Material provided:
________________________________________
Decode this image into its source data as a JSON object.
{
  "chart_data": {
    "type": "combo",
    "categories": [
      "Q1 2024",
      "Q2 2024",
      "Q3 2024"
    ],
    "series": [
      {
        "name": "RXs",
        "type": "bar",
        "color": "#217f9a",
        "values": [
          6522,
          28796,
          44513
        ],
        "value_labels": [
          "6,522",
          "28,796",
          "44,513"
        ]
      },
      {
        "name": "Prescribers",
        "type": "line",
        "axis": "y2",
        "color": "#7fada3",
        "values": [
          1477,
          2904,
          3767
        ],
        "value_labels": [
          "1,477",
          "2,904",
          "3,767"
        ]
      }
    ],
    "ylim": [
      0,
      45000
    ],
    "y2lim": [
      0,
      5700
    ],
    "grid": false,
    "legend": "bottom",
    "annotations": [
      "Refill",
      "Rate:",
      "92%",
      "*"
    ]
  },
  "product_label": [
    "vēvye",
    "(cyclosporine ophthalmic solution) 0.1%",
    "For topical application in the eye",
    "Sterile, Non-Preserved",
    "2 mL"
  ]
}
________________________________________
Quote the data in full, keeping each word unchanged.

Decode this image into its source data as a JSON object.
{
  "chart_data": {
    "type": "combo",
    "categories": [
      "Q1 2024",
      "Q2 2024",
      "Q3 2024"
    ],
    "series": [
      {
        "name": "RXs",
        "type": "bar",
        "color": "#217f9a",
        "values": [
          6522,
          28796,
          44513
        ],
        "value_labels": [
          "6,522",
          "28,796",
          "44,513"
        ]
      },
      {
        "name": "Prescribers",
        "type": "line",
        "axis": "y2",
        "color": "#7fada3",
        "values": [
          1477,
          2904,
          3767
        ],
        "value_labels": [
          "1,477",
          "2,904",
          "3,767"
        ]
      }
    ],
    "ylim": [
      0,
      45000
    ],
    "y2lim": [
      0,
      5700
    ],
    "grid": false,
    "legend": "bottom",
    "annotations": [
      "Refill",
      "Rate:",
      "92%",
      "*"
    ]
  },
  "product_label": [
    "vēvye",
    "(cyclosporine ophthalmic solution) 0.1%",
    "For topical application in the eye",
    "Sterile, Non-Preserved",
    "2 mL"
  ]
}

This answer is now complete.